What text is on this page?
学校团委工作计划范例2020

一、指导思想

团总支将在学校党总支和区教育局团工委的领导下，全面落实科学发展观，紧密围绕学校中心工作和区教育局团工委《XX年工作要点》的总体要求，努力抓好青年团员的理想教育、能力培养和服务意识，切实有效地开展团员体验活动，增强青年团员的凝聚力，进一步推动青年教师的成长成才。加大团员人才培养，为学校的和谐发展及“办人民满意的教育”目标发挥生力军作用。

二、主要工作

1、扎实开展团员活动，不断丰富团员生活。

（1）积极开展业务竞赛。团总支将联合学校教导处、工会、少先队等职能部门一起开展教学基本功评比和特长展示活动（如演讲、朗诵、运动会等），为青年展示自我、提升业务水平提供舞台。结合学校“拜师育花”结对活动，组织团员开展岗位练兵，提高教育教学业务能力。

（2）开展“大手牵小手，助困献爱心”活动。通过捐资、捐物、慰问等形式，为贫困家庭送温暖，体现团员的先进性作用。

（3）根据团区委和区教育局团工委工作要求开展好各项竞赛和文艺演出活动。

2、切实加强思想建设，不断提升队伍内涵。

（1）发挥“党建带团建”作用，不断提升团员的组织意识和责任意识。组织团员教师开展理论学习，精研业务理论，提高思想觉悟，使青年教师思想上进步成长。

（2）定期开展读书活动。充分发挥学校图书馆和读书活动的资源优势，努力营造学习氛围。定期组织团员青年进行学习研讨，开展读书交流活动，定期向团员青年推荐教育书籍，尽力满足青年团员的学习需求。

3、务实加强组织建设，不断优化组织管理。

● ● ●

- _GOAL OF THE EXERCISE_: Give back all the data exactly as written.

- _COMPLETED EXERCISE_:
What text is on this page?
学校团委工作计划范例2020

一、指导思想

团总支将在学校党总支和区教育局团工委的领导下，全面落实科学发展观，紧密围绕学校中心工作和区教育局团工委《XX年工作要点》的总体要求，努力抓好青年团员的理想教育、能力培养和服务意识，切实有效地开展团员体验活动，增强青年团员的凝聚力，进一步推动青年教师的成长成才。加大团员人才培养，为学校的和谐发展及“办人民满意的教育”目标发挥生力军作用。

二、主要工作

1、扎实开展团员活动，不断丰富团员生活。

（1）积极开展业务竞赛。团总支将联合学校教导处、工会、少先队等职能部门一起开展教学基本功评比和特长展示活动（如演讲、朗诵、运动会等），为青年展示自我、提升业务水平提供舞台。结合学校“拜师育花”结对活动，组织团员开展岗位练兵，提高教育教学业务能力。

（2）开展“大手牵小手，助困献爱心”活动。通过捐资、捐物、慰问等形式，为贫困家庭送温暖，体现团员的先进性作用。

（3）根据团区委和区教育局团工委工作要求开展好各项竞赛和文艺演出活动。

2、切实加强思想建设，不断提升队伍内涵。

（1）发挥“党建带团建”作用，不断提升团员的组织意识和责任意识。组织团员教师开展理论学习，精研业务理论，提高思想觉悟，使青年教师思想上进步成长。

（2）定期开展读书活动。充分发挥学校图书馆和读书活动的资源优势，努力营造学习氛围。定期组织团员青年进行学习研讨，开展读书交流活动，定期向团员青年推荐教育书籍，尽力满足青年团员的学习需求。

3、务实加强组织建设，不断优化组织管理。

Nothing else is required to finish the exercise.